> [Task statement] Select all lines holding the word "quote" from the entries that follow.

> [Data supplied]
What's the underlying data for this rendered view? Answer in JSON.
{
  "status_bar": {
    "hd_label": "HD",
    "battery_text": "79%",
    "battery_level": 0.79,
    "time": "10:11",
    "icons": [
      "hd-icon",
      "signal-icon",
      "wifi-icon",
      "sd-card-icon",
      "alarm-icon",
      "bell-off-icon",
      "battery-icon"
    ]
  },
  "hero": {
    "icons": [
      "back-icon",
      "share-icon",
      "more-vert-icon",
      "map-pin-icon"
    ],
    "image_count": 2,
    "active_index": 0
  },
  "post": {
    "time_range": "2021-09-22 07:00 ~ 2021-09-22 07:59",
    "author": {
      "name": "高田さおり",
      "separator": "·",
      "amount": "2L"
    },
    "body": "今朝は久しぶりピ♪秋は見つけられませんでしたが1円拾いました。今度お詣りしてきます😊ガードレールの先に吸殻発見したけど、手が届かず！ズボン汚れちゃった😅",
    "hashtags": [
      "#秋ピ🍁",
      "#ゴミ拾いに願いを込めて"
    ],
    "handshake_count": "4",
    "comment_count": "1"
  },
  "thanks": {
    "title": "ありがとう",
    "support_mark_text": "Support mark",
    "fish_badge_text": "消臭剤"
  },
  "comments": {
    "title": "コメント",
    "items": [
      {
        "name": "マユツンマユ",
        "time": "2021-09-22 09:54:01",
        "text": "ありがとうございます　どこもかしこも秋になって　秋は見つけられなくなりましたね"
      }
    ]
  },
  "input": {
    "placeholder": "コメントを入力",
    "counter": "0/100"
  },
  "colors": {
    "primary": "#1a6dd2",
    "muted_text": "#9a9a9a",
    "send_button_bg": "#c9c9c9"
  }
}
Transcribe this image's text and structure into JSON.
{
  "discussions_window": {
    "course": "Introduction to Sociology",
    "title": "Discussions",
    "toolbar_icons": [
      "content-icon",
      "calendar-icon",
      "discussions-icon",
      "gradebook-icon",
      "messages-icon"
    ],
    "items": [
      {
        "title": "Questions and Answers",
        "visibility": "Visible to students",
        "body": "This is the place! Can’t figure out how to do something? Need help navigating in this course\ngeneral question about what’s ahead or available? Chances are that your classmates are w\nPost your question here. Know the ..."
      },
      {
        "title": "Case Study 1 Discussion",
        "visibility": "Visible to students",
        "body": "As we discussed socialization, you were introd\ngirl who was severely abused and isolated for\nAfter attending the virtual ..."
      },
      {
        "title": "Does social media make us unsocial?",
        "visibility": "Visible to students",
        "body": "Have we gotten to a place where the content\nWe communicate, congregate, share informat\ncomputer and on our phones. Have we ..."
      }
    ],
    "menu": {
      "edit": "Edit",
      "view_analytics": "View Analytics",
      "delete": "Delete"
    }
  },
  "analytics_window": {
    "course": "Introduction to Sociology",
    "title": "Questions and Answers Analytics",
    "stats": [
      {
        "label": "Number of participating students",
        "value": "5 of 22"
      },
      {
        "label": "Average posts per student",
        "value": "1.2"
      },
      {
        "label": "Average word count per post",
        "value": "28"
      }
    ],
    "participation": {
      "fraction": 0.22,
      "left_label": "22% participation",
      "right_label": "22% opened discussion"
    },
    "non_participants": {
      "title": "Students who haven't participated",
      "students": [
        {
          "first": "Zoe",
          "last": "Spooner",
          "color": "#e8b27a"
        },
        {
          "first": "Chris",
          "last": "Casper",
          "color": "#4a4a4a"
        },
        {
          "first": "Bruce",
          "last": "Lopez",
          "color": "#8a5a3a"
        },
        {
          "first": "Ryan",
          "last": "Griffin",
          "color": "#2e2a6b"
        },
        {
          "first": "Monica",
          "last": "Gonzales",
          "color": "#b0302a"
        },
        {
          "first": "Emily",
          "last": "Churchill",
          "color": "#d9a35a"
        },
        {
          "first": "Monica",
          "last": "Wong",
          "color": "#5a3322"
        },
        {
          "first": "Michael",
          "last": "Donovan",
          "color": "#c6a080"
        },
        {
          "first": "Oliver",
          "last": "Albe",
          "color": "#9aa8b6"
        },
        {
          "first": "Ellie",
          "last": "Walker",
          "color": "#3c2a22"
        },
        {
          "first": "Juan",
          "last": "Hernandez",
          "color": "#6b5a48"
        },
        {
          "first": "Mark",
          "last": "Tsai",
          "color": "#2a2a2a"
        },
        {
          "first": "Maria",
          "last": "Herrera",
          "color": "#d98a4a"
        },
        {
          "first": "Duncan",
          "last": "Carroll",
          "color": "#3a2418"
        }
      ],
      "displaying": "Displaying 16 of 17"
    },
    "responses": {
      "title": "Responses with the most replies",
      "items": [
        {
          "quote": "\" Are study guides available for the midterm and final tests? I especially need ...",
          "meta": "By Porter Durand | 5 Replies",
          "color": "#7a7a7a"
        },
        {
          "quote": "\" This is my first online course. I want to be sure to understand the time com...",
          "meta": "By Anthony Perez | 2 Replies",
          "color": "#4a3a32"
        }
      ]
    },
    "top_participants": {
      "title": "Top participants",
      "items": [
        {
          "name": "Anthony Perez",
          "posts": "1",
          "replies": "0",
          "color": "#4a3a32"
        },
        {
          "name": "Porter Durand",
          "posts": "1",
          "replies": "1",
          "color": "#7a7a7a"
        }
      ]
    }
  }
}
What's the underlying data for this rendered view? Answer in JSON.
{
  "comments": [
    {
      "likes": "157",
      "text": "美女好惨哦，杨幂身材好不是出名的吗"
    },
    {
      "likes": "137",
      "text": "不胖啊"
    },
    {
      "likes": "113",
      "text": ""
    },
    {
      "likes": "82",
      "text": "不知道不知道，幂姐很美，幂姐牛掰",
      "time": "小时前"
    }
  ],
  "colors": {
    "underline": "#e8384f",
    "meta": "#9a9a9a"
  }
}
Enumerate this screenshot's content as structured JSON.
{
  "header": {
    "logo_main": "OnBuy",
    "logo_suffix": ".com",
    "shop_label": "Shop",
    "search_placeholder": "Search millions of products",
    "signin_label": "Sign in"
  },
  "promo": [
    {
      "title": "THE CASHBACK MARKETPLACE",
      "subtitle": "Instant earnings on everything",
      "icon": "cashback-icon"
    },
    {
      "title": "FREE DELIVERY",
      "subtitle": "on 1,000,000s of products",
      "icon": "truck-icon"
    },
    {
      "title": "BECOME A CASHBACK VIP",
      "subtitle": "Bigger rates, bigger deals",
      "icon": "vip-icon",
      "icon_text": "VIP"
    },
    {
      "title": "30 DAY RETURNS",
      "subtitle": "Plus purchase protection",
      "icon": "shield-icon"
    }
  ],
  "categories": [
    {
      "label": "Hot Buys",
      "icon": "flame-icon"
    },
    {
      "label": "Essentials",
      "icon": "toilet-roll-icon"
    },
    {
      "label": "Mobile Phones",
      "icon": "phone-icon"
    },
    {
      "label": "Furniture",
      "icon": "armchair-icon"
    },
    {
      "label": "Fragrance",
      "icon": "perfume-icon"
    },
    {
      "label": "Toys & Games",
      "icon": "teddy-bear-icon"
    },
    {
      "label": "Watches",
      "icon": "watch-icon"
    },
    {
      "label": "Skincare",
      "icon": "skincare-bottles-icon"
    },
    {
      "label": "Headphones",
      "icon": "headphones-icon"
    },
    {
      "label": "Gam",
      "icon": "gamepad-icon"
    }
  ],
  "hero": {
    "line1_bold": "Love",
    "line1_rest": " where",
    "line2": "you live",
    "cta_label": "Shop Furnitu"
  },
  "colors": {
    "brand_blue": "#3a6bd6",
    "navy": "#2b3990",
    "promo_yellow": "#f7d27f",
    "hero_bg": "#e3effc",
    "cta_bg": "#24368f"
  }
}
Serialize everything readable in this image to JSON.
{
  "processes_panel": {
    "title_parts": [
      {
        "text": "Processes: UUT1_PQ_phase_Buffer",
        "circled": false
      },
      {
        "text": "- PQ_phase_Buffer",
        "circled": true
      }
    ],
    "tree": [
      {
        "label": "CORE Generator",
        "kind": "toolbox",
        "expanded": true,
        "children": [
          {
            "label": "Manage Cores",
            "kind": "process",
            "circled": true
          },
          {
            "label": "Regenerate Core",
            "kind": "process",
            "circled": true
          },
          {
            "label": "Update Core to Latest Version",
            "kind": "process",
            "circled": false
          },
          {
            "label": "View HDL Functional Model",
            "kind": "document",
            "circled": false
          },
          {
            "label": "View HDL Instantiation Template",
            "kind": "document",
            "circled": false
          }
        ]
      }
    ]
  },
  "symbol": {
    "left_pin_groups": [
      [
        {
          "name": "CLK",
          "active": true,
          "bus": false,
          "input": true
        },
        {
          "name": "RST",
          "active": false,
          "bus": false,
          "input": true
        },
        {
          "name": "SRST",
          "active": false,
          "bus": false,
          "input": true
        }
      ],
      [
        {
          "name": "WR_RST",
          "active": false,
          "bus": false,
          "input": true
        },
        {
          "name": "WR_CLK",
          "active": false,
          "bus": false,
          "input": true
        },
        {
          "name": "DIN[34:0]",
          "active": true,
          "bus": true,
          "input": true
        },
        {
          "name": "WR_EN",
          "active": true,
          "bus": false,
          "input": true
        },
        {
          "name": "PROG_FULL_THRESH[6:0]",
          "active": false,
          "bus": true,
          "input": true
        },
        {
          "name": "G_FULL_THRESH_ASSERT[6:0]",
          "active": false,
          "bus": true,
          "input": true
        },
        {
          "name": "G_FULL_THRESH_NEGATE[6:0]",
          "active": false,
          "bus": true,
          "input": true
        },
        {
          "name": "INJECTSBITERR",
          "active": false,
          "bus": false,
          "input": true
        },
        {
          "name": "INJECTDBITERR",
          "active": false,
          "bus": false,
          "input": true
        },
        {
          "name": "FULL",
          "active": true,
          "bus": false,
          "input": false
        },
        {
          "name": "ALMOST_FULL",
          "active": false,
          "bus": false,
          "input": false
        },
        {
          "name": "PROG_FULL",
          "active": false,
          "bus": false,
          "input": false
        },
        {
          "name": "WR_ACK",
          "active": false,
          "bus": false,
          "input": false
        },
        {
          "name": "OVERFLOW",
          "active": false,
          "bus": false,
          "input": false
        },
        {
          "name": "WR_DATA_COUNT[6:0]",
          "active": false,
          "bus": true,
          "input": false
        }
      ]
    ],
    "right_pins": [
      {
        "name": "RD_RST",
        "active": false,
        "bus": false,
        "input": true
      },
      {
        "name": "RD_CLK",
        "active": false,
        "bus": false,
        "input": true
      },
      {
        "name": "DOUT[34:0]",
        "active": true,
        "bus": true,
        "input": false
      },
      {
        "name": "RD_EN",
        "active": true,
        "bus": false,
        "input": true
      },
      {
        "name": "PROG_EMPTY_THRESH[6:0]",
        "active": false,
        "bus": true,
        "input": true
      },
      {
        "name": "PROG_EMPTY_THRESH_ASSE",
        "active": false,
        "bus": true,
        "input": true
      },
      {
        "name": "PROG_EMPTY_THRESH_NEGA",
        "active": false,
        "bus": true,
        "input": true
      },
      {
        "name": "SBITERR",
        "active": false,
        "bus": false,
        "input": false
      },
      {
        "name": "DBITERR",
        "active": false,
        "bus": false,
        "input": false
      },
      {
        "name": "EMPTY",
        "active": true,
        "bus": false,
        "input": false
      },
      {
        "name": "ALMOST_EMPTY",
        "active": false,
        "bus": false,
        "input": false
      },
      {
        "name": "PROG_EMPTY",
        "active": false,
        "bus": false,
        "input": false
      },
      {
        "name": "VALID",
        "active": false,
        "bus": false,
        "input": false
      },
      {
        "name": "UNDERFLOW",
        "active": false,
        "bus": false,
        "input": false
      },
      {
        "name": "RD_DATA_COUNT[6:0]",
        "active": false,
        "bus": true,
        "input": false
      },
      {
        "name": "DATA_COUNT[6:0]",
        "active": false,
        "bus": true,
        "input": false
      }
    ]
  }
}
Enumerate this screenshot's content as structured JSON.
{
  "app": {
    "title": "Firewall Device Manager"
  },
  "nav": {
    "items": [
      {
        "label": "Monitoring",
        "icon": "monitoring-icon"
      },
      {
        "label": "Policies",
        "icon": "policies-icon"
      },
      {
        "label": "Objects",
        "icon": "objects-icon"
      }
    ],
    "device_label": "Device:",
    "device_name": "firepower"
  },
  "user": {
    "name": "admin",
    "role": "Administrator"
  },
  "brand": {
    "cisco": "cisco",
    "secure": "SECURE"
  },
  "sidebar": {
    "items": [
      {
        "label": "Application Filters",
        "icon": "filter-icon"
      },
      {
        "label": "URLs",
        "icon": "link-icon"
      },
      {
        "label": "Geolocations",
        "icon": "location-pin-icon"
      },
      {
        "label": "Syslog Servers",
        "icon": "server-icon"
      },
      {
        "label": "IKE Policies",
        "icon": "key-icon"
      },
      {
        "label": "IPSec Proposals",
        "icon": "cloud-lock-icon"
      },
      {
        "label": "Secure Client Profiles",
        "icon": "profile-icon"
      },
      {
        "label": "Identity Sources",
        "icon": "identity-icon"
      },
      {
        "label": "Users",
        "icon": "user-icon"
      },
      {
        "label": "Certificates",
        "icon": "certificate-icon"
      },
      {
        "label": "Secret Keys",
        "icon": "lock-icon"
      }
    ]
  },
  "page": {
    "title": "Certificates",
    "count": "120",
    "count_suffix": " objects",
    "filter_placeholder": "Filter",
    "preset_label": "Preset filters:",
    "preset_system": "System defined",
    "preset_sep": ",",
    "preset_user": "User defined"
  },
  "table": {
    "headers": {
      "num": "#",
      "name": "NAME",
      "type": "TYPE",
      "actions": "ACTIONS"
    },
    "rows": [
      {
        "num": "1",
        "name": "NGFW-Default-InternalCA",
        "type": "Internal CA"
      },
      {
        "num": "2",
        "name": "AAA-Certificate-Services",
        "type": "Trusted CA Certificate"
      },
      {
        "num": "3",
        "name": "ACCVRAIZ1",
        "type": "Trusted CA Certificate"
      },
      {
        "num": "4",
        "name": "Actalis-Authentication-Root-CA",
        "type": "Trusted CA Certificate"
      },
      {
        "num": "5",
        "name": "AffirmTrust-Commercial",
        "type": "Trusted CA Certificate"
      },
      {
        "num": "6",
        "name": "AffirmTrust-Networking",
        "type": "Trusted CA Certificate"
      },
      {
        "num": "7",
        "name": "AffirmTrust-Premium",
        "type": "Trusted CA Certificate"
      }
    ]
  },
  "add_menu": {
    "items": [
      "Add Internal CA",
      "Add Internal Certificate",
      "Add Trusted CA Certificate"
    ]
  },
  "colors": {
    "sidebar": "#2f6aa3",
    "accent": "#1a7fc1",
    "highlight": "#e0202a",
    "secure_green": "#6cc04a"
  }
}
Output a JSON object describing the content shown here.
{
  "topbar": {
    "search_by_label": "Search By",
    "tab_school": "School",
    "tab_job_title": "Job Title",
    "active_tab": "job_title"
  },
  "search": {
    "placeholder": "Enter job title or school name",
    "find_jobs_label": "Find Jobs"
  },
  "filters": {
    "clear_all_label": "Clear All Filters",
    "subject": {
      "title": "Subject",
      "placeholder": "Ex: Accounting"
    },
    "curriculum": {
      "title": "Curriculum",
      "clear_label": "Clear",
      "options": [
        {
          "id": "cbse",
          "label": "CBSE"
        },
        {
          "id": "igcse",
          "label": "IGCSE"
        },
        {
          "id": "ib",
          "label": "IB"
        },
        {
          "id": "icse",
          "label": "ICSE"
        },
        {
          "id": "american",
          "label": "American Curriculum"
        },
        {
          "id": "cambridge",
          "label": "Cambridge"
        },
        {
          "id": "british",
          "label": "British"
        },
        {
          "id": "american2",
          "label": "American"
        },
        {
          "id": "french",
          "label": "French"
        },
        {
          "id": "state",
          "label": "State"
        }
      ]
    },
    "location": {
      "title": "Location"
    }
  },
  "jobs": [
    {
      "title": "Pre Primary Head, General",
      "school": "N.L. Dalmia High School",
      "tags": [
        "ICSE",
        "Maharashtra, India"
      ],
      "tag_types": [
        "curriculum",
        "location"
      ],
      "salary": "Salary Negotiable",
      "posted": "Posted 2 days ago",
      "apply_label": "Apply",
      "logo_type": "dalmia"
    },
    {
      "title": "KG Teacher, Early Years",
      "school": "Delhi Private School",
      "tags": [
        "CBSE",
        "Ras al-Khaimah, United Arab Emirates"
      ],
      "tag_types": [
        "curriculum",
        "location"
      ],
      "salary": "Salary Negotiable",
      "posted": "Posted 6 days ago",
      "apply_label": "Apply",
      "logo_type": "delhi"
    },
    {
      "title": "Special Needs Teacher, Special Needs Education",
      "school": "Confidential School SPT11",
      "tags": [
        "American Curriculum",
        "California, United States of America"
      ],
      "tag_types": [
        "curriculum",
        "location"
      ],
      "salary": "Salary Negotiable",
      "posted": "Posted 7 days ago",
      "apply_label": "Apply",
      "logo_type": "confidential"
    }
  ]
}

> [Final answer]
          "quote": "\" Are study guides available for the midterm and final tests? I especially need ...",
          "quote": "\" This is my first online course. I want to be sure to understand the time com...",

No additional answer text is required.